Exercise objective>
Look at the entries below and reproduce them exactly.

Records provided>
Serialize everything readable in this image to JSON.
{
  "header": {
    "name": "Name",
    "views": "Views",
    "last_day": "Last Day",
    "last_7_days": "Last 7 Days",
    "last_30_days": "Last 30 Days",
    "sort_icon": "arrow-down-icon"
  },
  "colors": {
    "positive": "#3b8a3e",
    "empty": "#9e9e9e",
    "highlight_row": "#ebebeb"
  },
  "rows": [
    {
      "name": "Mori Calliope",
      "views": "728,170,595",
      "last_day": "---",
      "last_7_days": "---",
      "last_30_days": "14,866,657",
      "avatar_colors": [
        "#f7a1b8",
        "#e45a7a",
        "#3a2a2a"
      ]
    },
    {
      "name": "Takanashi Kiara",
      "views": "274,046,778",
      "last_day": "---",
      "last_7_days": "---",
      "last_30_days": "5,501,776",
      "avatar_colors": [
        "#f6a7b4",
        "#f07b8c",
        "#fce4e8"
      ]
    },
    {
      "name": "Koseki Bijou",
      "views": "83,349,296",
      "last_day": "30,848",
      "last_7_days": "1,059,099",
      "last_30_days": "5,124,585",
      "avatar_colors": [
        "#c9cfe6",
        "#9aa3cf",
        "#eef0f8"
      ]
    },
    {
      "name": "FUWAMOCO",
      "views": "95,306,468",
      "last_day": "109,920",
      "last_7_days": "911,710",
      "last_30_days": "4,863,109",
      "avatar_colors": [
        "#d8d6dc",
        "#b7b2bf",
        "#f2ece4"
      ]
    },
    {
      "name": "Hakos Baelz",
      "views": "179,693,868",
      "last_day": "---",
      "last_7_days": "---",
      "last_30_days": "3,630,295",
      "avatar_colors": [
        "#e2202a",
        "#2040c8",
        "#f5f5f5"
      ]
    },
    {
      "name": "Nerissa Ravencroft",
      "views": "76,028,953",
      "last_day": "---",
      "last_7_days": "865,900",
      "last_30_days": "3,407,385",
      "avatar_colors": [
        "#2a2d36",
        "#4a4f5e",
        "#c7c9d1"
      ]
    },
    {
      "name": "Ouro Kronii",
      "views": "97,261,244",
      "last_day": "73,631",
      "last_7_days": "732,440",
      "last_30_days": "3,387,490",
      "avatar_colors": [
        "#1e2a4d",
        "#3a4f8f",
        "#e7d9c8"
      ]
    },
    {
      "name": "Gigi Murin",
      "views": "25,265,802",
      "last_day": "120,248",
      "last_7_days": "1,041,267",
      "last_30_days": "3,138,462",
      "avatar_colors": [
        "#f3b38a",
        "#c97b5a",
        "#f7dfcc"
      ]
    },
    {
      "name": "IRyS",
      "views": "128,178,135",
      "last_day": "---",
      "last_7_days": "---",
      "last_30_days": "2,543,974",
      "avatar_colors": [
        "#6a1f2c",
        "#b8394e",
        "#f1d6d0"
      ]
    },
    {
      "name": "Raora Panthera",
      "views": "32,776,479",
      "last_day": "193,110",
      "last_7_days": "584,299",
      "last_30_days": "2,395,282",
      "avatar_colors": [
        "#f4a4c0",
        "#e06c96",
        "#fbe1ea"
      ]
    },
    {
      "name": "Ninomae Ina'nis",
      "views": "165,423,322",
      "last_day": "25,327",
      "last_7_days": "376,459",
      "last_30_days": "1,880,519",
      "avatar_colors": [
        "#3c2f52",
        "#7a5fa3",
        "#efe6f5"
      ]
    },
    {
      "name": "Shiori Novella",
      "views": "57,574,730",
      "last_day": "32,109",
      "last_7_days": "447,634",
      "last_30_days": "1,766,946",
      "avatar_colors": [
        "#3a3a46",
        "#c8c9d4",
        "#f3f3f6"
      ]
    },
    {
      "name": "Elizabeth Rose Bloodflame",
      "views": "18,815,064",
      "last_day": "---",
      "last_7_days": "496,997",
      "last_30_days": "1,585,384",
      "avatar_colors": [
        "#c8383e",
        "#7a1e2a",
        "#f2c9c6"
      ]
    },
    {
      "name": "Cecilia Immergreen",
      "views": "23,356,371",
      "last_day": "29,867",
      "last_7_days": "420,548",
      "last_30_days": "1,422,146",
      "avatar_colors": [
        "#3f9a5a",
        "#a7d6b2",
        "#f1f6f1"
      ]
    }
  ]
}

Worked solution>
Serialize everything readable in this image to JSON.
{
  "header": {
    "name": "Name",
    "views": "Views",
    "last_day": "Last Day",
    "last_7_days": "Last 7 Days",
    "last_30_days": "Last 30 Days",
    "sort_icon": "arrow-down-icon"
  },
  "colors": {
    "positive": "#3b8a3e",
    "empty": "#9e9e9e",
    "highlight_row": "#ebebeb"
  },
  "rows": [
    {
      "name": "Mori Calliope",
      "views": "728,170,595",
      "last_day": "---",
      "last_7_days": "---",
      "last_30_days": "14,866,657",
      "avatar_colors": [
        "#f7a1b8",
        "#e45a7a",
        "#3a2a2a"
      ]
    },
    {
      "name": "Takanashi Kiara",
      "views": "274,046,778",
      "last_day": "---",
      "last_7_days": "---",
      "last_30_days": "5,501,776",
      "avatar_colors": [
        "#f6a7b4",
        "#f07b8c",
        "#fce4e8"
      ]
    },
    {
      "name": "Koseki Bijou",
      "views": "83,349,296",
      "last_day": "30,848",
      "last_7_days": "1,059,099",
      "last_30_days": "5,124,585",
      "avatar_colors": [
        "#c9cfe6",
        "#9aa3cf",
        "#eef0f8"
      ]
    },
    {
      "name": "FUWAMOCO",
      "views": "95,306,468",
      "last_day": "109,920",
      "last_7_days": "911,710",
      "last_30_days": "4,863,109",
      "avatar_colors": [
        "#d8d6dc",
        "#b7b2bf",
        "#f2ece4"
      ]
    },
    {
      "name": "Hakos Baelz",
      "views": "179,693,868",
      "last_day": "---",
      "last_7_days": "---",
      "last_30_days": "3,630,295",
      "avatar_colors": [
        "#e2202a",
        "#2040c8",
        "#f5f5f5"
      ]
    },
    {
      "name": "Nerissa Ravencroft",
      "views": "76,028,953",
      "last_day": "---",
      "last_7_days": "865,900",
      "last_30_days": "3,407,385",
      "avatar_colors": [
        "#2a2d36",
        "#4a4f5e",
        "#c7c9d1"
      ]
    },
    {
      "name": "Ouro Kronii",
      "views": "97,261,244",
      "last_day": "73,631",
      "last_7_days": "732,440",
      "last_30_days": "3,387,490",
      "avatar_colors": [
        "#1e2a4d",
        "#3a4f8f",
        "#e7d9c8"
      ]
    },
    {
      "name": "Gigi Murin",
      "views": "25,265,802",
      "last_day": "120,248",
      "last_7_days": "1,041,267",
      "last_30_days": "3,138,462",
      "avatar_colors": [
        "#f3b38a",
        "#c97b5a",
        "#f7dfcc"
      ]
    },
    {
      "name": "IRyS",
      "views": "128,178,135",
      "last_day": "---",
      "last_7_days": "---",
      "last_30_days": "2,543,974",
      "avatar_colors": [
        "#6a1f2c",
        "#b8394e",
        "#f1d6d0"
      ]
    },
    {
      "name": "Raora Panthera",
      "views": "32,776,479",
      "last_day": "193,110",
      "last_7_days": "584,299",
      "last_30_days": "2,395,282",
      "avatar_colors": [
        "#f4a4c0",
        "#e06c96",
        "#fbe1ea"
      ]
    },
    {
      "name": "Ninomae Ina'nis",
      "views": "165,423,322",
      "last_day": "25,327",
      "last_7_days": "376,459",
      "last_30_days": "1,880,519",
      "avatar_colors": [
        "#3c2f52",
        "#7a5fa3",
        "#efe6f5"
      ]
    },
    {
      "name": "Shiori Novella",
      "views": "57,574,730",
      "last_day": "32,109",
      "last_7_days": "447,634",
      "last_30_days": "1,766,946",
      "avatar_colors": [
        "#3a3a46",
        "#c8c9d4",
        "#f3f3f6"
      ]
    },
    {
      "name": "Elizabeth Rose Bloodflame",
      "views": "18,815,064",
      "last_day": "---",
      "last_7_days": "496,997",
      "last_30_days": "1,585,384",
      "avatar_colors": [
        "#c8383e",
        "#7a1e2a",
        "#f2c9c6"
      ]
    },
    {
      "name": "Cecilia Immergreen",
      "views": "23,356,371",
      "last_day": "29,867",
      "last_7_days": "420,548",
      "last_30_days": "1,422,146",
      "avatar_colors": [
        "#3f9a5a",
        "#a7d6b2",
        "#f1f6f1"
      ]
    }
  ]
}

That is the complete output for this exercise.